#### TASK TO CARRY OUT:
Return the records from the first line through the line containing "x-tick-label: Day_20_3 <box>594" as a JSON list of strings, one string per line, with blank lines omitted.

#### PROVIDED DATA:
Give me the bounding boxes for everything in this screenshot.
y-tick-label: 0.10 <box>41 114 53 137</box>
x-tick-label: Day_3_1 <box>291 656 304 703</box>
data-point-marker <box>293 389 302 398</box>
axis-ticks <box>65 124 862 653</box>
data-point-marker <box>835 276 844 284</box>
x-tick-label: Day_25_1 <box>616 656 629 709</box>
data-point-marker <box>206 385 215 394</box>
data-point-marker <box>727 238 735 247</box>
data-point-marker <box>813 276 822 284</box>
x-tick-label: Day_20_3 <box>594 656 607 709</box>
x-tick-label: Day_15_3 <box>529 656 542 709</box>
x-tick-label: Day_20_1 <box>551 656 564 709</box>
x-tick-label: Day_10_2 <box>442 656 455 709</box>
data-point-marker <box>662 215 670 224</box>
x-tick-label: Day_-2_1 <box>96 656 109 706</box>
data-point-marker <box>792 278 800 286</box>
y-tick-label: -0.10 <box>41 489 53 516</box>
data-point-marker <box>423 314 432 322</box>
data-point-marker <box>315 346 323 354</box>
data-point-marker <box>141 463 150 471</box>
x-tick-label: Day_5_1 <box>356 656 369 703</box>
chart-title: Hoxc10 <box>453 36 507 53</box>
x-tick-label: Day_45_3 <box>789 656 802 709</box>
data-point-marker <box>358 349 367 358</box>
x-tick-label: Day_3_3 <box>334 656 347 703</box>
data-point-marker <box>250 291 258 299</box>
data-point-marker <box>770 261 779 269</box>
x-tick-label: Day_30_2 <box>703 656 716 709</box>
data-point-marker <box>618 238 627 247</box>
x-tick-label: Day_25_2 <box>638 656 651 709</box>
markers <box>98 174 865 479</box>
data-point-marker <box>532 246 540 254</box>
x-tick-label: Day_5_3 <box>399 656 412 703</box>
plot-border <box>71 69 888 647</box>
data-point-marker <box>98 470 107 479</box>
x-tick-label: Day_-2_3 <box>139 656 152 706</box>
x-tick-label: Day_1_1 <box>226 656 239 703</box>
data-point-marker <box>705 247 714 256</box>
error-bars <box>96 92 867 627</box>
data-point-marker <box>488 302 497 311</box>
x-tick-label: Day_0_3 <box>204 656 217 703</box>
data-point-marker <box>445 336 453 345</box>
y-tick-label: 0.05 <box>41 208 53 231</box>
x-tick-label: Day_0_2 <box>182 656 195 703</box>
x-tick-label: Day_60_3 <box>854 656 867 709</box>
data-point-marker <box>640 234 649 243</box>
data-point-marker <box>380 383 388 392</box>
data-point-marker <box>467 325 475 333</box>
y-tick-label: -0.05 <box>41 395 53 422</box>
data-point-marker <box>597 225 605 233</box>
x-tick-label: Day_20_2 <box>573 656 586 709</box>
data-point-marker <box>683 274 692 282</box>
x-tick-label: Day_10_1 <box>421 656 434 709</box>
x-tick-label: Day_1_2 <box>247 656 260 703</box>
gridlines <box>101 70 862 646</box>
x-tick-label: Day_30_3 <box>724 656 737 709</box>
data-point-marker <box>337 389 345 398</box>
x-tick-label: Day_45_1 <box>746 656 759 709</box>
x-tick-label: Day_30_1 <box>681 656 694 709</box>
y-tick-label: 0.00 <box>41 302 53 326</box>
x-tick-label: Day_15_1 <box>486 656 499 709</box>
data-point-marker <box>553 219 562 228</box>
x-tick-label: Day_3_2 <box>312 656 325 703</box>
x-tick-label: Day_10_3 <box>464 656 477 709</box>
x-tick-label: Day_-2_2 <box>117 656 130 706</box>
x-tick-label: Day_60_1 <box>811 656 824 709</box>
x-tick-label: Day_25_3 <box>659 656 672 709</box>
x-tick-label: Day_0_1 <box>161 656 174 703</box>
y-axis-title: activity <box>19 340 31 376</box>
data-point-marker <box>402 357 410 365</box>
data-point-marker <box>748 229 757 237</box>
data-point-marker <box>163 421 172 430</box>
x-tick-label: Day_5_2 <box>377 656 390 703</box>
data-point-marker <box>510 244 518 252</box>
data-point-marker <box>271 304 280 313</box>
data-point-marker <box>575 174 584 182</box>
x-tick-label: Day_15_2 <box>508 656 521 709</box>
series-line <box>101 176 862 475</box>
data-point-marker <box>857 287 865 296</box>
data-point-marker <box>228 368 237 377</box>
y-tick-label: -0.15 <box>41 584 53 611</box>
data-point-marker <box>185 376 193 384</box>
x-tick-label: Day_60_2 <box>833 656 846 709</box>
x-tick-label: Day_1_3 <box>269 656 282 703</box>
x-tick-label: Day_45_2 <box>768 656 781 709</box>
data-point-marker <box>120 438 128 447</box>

#### SOLUTION FOR THIS EXERCISE:
[
  "Give me the bounding boxes for everything in this screenshot.",
  "y-tick-label: 0.10 <box>41 114 53 137</box>",
  "x-tick-label: Day_3_1 <box>291 656 304 703</box>",
  "data-point-marker <box>293 389 302 398</box>",
  "axis-ticks <box>65 124 862 653</box>",
  "data-point-marker <box>835 276 844 284</box>",
  "x-tick-label: Day_25_1 <box>616 656 629 709</box>",
  "data-point-marker <box>206 385 215 394</box>",
  "data-point-marker <box>727 238 735 247</box>",
  "data-point-marker <box>813 276 822 284</box>",
  "x-tick-label: Day_20_3 <box>594 656 607 709</box>"
]